Copy the following records word for word, leaving out the pictures.

┌─ Source records

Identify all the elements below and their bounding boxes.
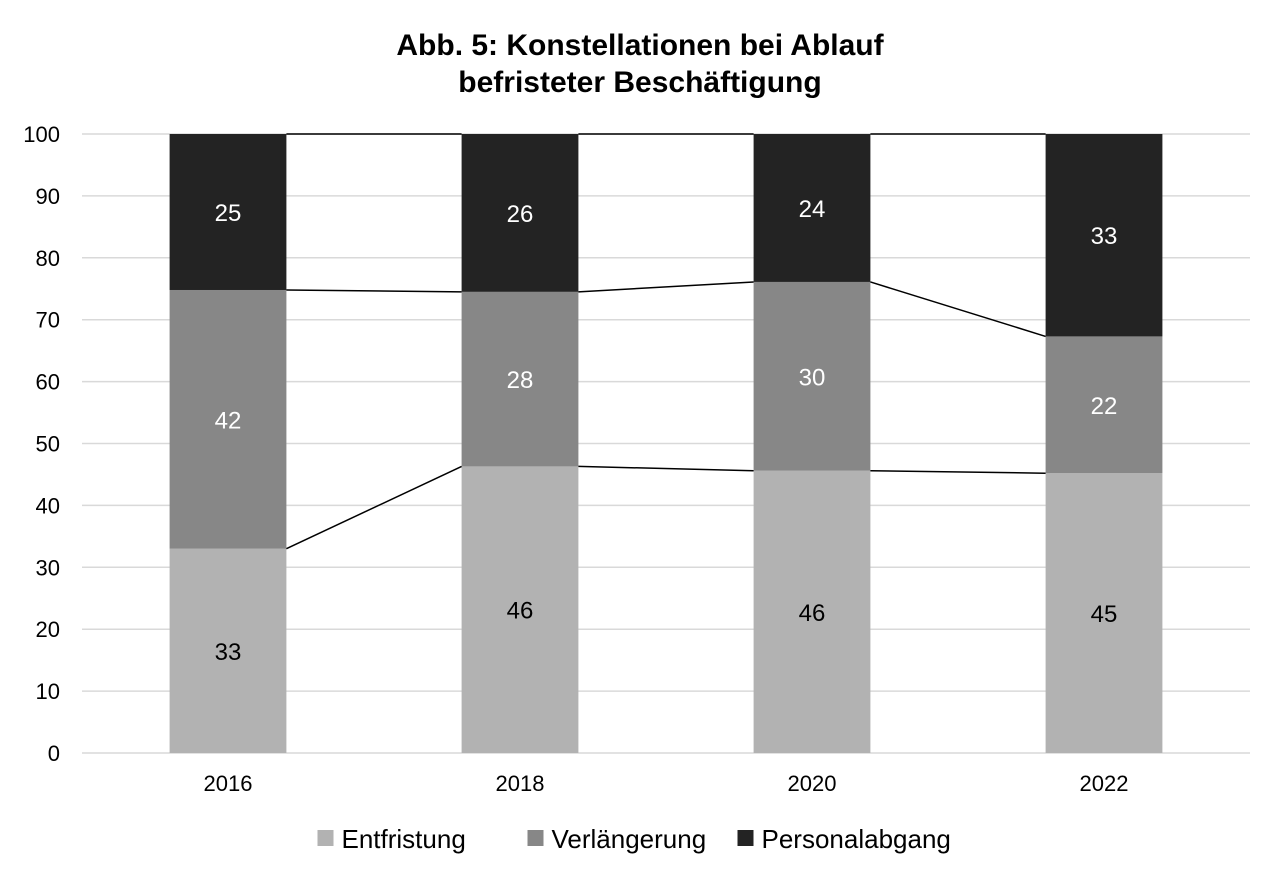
y-tick-100: 100 xyxy=(23,122,60,147)
data-label-entfristung-2020: 46 xyxy=(799,600,826,627)
y-tick-90: 90 xyxy=(36,184,60,209)
connector-entfristung-0 xyxy=(286,465,462,550)
bar-personalabgang-2018 xyxy=(461,134,579,292)
y-axis-ticks: 0 10 20 30 40 50 60 70 80 90 100 xyxy=(23,122,60,766)
data-label-entfristung-2018: 46 xyxy=(507,598,534,625)
series-connector-lines xyxy=(286,133,1046,550)
bar-verlängerung-2016 xyxy=(169,289,287,549)
data-label-personalabgang-2022: 33 xyxy=(1091,223,1118,250)
data-label-verlängerung-2016: 42 xyxy=(215,407,242,434)
data-label-personalabgang-2018: 26 xyxy=(507,201,534,228)
bar-personalabgang-2016 xyxy=(169,134,287,290)
bar-verlängerung-2020 xyxy=(753,281,871,471)
connector-entfristung-1 xyxy=(578,465,754,472)
legend-swatch-personalabgang xyxy=(737,830,754,846)
bar-verlängerung-2018 xyxy=(461,291,579,467)
bars xyxy=(169,134,1163,753)
legend-swatch-verlängerung xyxy=(527,830,544,846)
y-tick-50: 50 xyxy=(36,432,60,457)
bar-verlängerung-2022 xyxy=(1045,336,1163,474)
bar-entfristung-2022 xyxy=(1045,473,1163,753)
data-label-entfristung-2016: 33 xyxy=(215,639,242,666)
data-label-entfristung-2022: 45 xyxy=(1091,601,1118,628)
chart-title-line-1: Abb. 5: Konstellationen bei Ablauf xyxy=(396,29,884,62)
y-tick-40: 40 xyxy=(36,493,60,518)
y-tick-20: 20 xyxy=(36,617,60,642)
x-axis-ticks: 2016 2018 2020 2022 xyxy=(204,771,1129,796)
x-tick-2020: 2020 xyxy=(788,771,837,796)
legend-swatch-entfristung xyxy=(317,830,334,846)
y-tick-0: 0 xyxy=(48,741,60,766)
y-tick-80: 80 xyxy=(36,246,60,271)
bar-personalabgang-2020 xyxy=(753,134,871,282)
y-tick-60: 60 xyxy=(36,370,60,395)
connector-verlängerung-2 xyxy=(870,281,1046,338)
bar-entfristung-2018 xyxy=(461,466,579,753)
data-label-verlängerung-2022: 22 xyxy=(1091,393,1118,420)
data-label-verlängerung-2020: 30 xyxy=(799,364,826,391)
connector-verlängerung-0 xyxy=(286,289,462,293)
data-labels: 33 42 25 46 28 26 46 30 24 45 22 33 xyxy=(215,196,1118,666)
y-tick-10: 10 xyxy=(36,679,60,704)
legend-label-verlängerung: Verlängerung xyxy=(552,824,707,854)
connector-verlängerung-1 xyxy=(578,281,754,293)
legend-label-entfristung: Entfristung xyxy=(342,824,466,854)
data-label-personalabgang-2020: 24 xyxy=(799,196,826,223)
data-label-verlängerung-2018: 28 xyxy=(507,367,534,394)
bar-entfristung-2020 xyxy=(753,470,871,753)
bar-personalabgang-2022 xyxy=(1045,134,1163,337)
x-tick-2018: 2018 xyxy=(496,771,545,796)
chart-title-line-2: befristeter Beschäftigung xyxy=(458,66,821,99)
legend-label-personalabgang: Personalabgang xyxy=(762,824,951,854)
x-tick-2022: 2022 xyxy=(1080,771,1129,796)
y-tick-30: 30 xyxy=(36,555,60,580)
y-tick-70: 70 xyxy=(36,308,60,333)
legend: Entfristung Verlängerung Personalabgang xyxy=(317,824,951,854)
bar-entfristung-2016 xyxy=(169,548,287,753)
connector-entfristung-2 xyxy=(870,469,1046,474)
x-tick-2016: 2016 xyxy=(204,771,253,796)
data-label-personalabgang-2016: 25 xyxy=(215,200,242,227)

└─

#### Solved problem
Identify all the elements below and their bounding boxes.
y-tick-100: 100 xyxy=(23,122,60,147)
data-label-entfristung-2020: 46 xyxy=(799,600,826,627)
y-tick-90: 90 xyxy=(36,184,60,209)
connector-entfristung-0 xyxy=(286,465,462,550)
bar-personalabgang-2018 xyxy=(461,134,579,292)
y-axis-ticks: 0 10 20 30 40 50 60 70 80 90 100 xyxy=(23,122,60,766)
data-label-entfristung-2018: 46 xyxy=(507,598,534,625)
series-connector-lines xyxy=(286,133,1046,550)
bar-verlängerung-2016 xyxy=(169,289,287,549)
data-label-personalabgang-2022: 33 xyxy=(1091,223,1118,250)
data-label-verlängerung-2016: 42 xyxy=(215,407,242,434)
data-label-personalabgang-2018: 26 xyxy=(507,201,534,228)
bar-personalabgang-2016 xyxy=(169,134,287,290)
bar-verlängerung-2020 xyxy=(753,281,871,471)
connector-entfristung-1 xyxy=(578,465,754,472)
legend-swatch-personalabgang xyxy=(737,830,754,846)
bar-verlängerung-2018 xyxy=(461,291,579,467)
bars xyxy=(169,134,1163,753)
legend-swatch-verlängerung xyxy=(527,830,544,846)
y-tick-50: 50 xyxy=(36,432,60,457)
bar-verlängerung-2022 xyxy=(1045,336,1163,474)
bar-entfristung-2022 xyxy=(1045,473,1163,753)
data-label-entfristung-2016: 33 xyxy=(215,639,242,666)
data-label-entfristung-2022: 45 xyxy=(1091,601,1118,628)
chart-title-line-1: Abb. 5: Konstellationen bei Ablauf xyxy=(396,29,884,62)
y-tick-40: 40 xyxy=(36,493,60,518)
y-tick-20: 20 xyxy=(36,617,60,642)
x-axis-ticks: 2016 2018 2020 2022 xyxy=(204,771,1129,796)
x-tick-2020: 2020 xyxy=(788,771,837,796)
legend-swatch-entfristung xyxy=(317,830,334,846)
y-tick-0: 0 xyxy=(48,741,60,766)
y-tick-80: 80 xyxy=(36,246,60,271)
bar-personalabgang-2020 xyxy=(753,134,871,282)
y-tick-60: 60 xyxy=(36,370,60,395)
connector-verlängerung-2 xyxy=(870,281,1046,338)
bar-entfristung-2018 xyxy=(461,466,579,753)
data-label-verlängerung-2022: 22 xyxy=(1091,393,1118,420)
data-label-verlängerung-2020: 30 xyxy=(799,364,826,391)
connector-verlängerung-0 xyxy=(286,289,462,293)
data-labels: 33 42 25 46 28 26 46 30 24 45 22 33 xyxy=(215,196,1118,666)
y-tick-10: 10 xyxy=(36,679,60,704)
legend-label-verlängerung: Verlängerung xyxy=(552,824,707,854)
connector-verlängerung-1 xyxy=(578,281,754,293)
legend-label-entfristung: Entfristung xyxy=(342,824,466,854)
data-label-personalabgang-2020: 24 xyxy=(799,196,826,223)
data-label-verlängerung-2018: 28 xyxy=(507,367,534,394)
bar-entfristung-2020 xyxy=(753,470,871,753)
bar-personalabgang-2022 xyxy=(1045,134,1163,337)
x-tick-2018: 2018 xyxy=(496,771,545,796)
chart-title-line-2: befristeter Beschäftigung xyxy=(458,66,821,99)
legend-label-personalabgang: Personalabgang xyxy=(762,824,951,854)
x-tick-2022: 2022 xyxy=(1080,771,1129,796)
y-tick-30: 30 xyxy=(36,555,60,580)
y-tick-70: 70 xyxy=(36,308,60,333)
legend: Entfristung Verlängerung Personalabgang xyxy=(317,824,951,854)
bar-entfristung-2016 xyxy=(169,548,287,753)
connector-entfristung-2 xyxy=(870,469,1046,474)
x-tick-2016: 2016 xyxy=(204,771,253,796)
data-label-personalabgang-2016: 25 xyxy=(215,200,242,227)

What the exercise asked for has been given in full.